Попытаемся выяснить, на чем же основываются столь далеко идущие выводы. Наиболее информированный хронист, гнезненский архидиакон Ян Чарнковский (одно время бывший подканцлером Казимира Великого) сообщал, что в 1340 г. польский король напал на Галицко-Волынскую Русь, чтобы отомстить за своего родственника, отравленного русскими. Рассказывая о втором походе Казимира (1349 г.), Ян Чарнковский уточняет: "После Болеслава, сына мазовецкого князя Тройдена, которого русские единодушно признали своим князем и господарем, ядом убитого за то, что он закон и веру их стремился изменить, Любарт, сын литовского князя Гедимина, тем княжеством русским владел" 44 .
Другие хронисты Х1У в. упоминали о гибели галицко-волын-ского князя также мимоходом, хотя и по другому поводу. В 1340 г. татары опустошили юго-восточные земли Польши, перепугав наро-ды Центральной Европы. Поскольку татарские рати были призваны галицко-волынскими боярами (и, вероятно, Любартом) для отражения первого похода Казимира Великого, естественным оказалось обращение к личности Юрия-Болеслава. В отличие от Яна Чарнковского, пражский каноник Франциск давал более развернутую версию: покойный князь, оставаясь православным, приглашал католических священников и богословов, "желая посеять ростки истинной веры и искоренить схизматические заблуждения русских. Те же…, князя ядом умертвив, многих христиан (т.е. католиков - С.П.) мечом и другими способами уничтожили"45. Характеристикой, достойной беспутного сына князя Ярослава Осмомысла, награждается Юрий-Болеслав в малопольских рочниках: "Г о в о р я т (разрядка наша - С. П.), что он был очень жесток со своими подданными, хватал их и вымогал деньги, умыкал и бесчестил их дочерей и жен, а также чехов и немцев над ними ставил"46 .

§ ЗАДАНИЯ:
A) Можете переименовать "staticText" в "textLabel" в строках ниже, взяв всё от строки с "button[interactable]: 0 <box>65" и до строки с "staticText: = <box>372 489 385 519</box>" включительно, и больше ничего в них не менять? Выведите только эти строки.
B) Как мог бы дальше развиваться отрывок о гибели галицко-волынского князя Юрия-Болеслава? Продолжите его с того места, на котором он обрывается.

§ Данные о расположении элементов:
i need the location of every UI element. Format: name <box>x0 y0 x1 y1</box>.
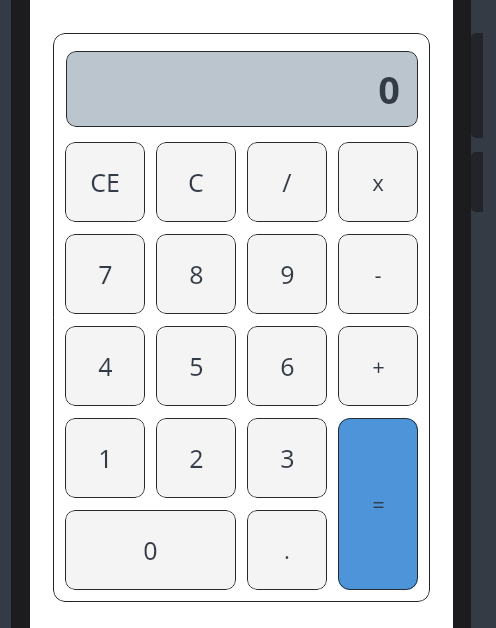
button[interactable]: 0 <box>65 510 236 590</box>
button[interactable]: 9 <box>247 234 327 314</box>
staticText: + <box>372 351 385 381</box>
staticText: 3 <box>280 441 295 475</box>
button[interactable]: - <box>338 234 418 314</box>
staticText: 6 <box>280 349 295 383</box>
button[interactable]: + <box>338 326 418 406</box>
button[interactable]: / <box>247 142 327 222</box>
button[interactable]: 7 <box>65 234 145 314</box>
button[interactable]: 4 <box>65 326 145 406</box>
staticText: 0 <box>378 63 400 115</box>
button[interactable]: CE <box>65 142 145 222</box>
button[interactable]: 5 <box>156 326 236 406</box>
button[interactable]: 3 <box>247 418 327 498</box>
staticText: = <box>372 489 385 519</box>
staticText: 8 <box>189 257 204 291</box>
staticText: / <box>282 165 292 199</box>
staticText: 9 <box>280 257 295 291</box>
staticText: 1 <box>98 441 113 475</box>
button[interactable]: 2 <box>156 418 236 498</box>
button[interactable]: x <box>338 142 418 222</box>
staticText: x <box>372 167 384 197</box>
staticText: . <box>284 535 290 565</box>
button[interactable]: = <box>338 418 418 590</box>
staticText: 7 <box>98 257 113 291</box>
staticText: 5 <box>189 349 204 383</box>
staticText: CE <box>90 165 120 199</box>
button[interactable]: 6 <box>247 326 327 406</box>
button[interactable]: C <box>156 142 236 222</box>
staticText: - <box>374 259 382 289</box>
button[interactable]: 8 <box>156 234 236 314</box>
staticText: C <box>188 165 204 199</box>
staticText: 0 <box>143 533 158 567</box>
button[interactable]: 1 <box>65 418 145 498</box>
staticText: 2 <box>189 441 204 475</box>
staticText: 4 <box>98 349 113 383</box>
button[interactable]: 0 <box>66 51 418 127</box>
button[interactable]: . <box>247 510 327 590</box>
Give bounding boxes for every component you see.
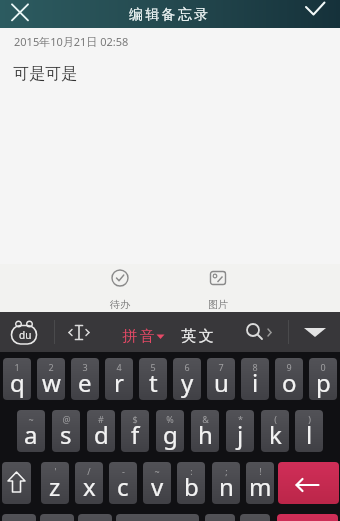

§ ОТВЕТЫ К ЗАДАНИЯМ:
A)
button[interactable]: 0 <box>65 510 236 590</box>
button[interactable]: 9 <box>247 234 327 314</box>
textLabel: + <box>372 351 385 381</box>
textLabel: 3 <box>280 441 295 475</box>
button[interactable]: - <box>338 234 418 314</box>
textLabel: 6 <box>280 349 295 383</box>
button[interactable]: + <box>338 326 418 406</box>
button[interactable]: / <box>247 142 327 222</box>
button[interactable]: 7 <box>65 234 145 314</box>
button[interactable]: 4 <box>65 326 145 406</box>
textLabel: 0 <box>378 63 400 115</box>
button[interactable]: CE <box>65 142 145 222</box>
button[interactable]: 5 <box>156 326 236 406</box>
button[interactable]: 3 <box>247 418 327 498</box>
textLabel: = <box>372 489 385 519</box>

B)
Известие о разорении Польши достигло и далекой Швейцарии. Францисканский монах Иоганн из Винтертура, размышляя о причинах татарского набега, обратился ко временам, предшествующим вокняжению Юрия-Болеслава: "О причине прихода этих язычников некоторые иначе передают, говоря, что татарский император незадолго до этого двух языческих правителей поставил над русскими, а когда те посредством яда их умертвили, дал им латинянина… Он же, деятельно управляя долгие годы, преумножил порядки и обычаи латинян и этим русским не понравился. Русские отравили его ядом столь сильным, что он развалился на множество кусков" 47 .
Все перечисленные хронисты были современниками описанных событий, чем, видимо, и объясняется доверие, с каким относились историки нового и новейшего времени к их сообщениям. Источники осведомленности средневековых авторов совершенно не принимались во внимание. Между тем очевидно, что хронисты черпали сведения из слухов, проникавших за монастырские стены, да и сами не скупились на догадки и предположения. Во второй половине ХV в. Ян Длугош, собрав для написания своей грандиозной "Истории Польши" множество рукописей, оказался в затруднительном положении. Ему были известны различные версии: стремление Юрия-Болеслава уничтожить православие и распространить католичество; чрезмерное налогооблажение; насилие над женами и дочерьми подданных; привилегированное положение поляков, чехов и немцев. Сам Ян Длугош склонялся к мысли, что лозунги защиты православия могли служить заговорщикам благовидным предлогом для расправы над неугодным князем48.
Спустя 4 столетия исследователи, в сущности, оказались в аналогичной ситуации, однако их привлекли упоминания о возросшем иноземном влиянии. А поскольку аксиомой было мнение о всесилии местного боярства, окрепшего в конце ХШ - начале ХIV в. при преемниках Даниила Галицкого, - то вот и готов конфликт, предопределивший участь галицко-волынского князя. Правда, поначалу историков ждало разочарование: первые две грамоты - датированные 1325 и 1327 гг. послания рыцарям Тевтонского ордена, даны от имени самого князя, без упоминания свидетелей49.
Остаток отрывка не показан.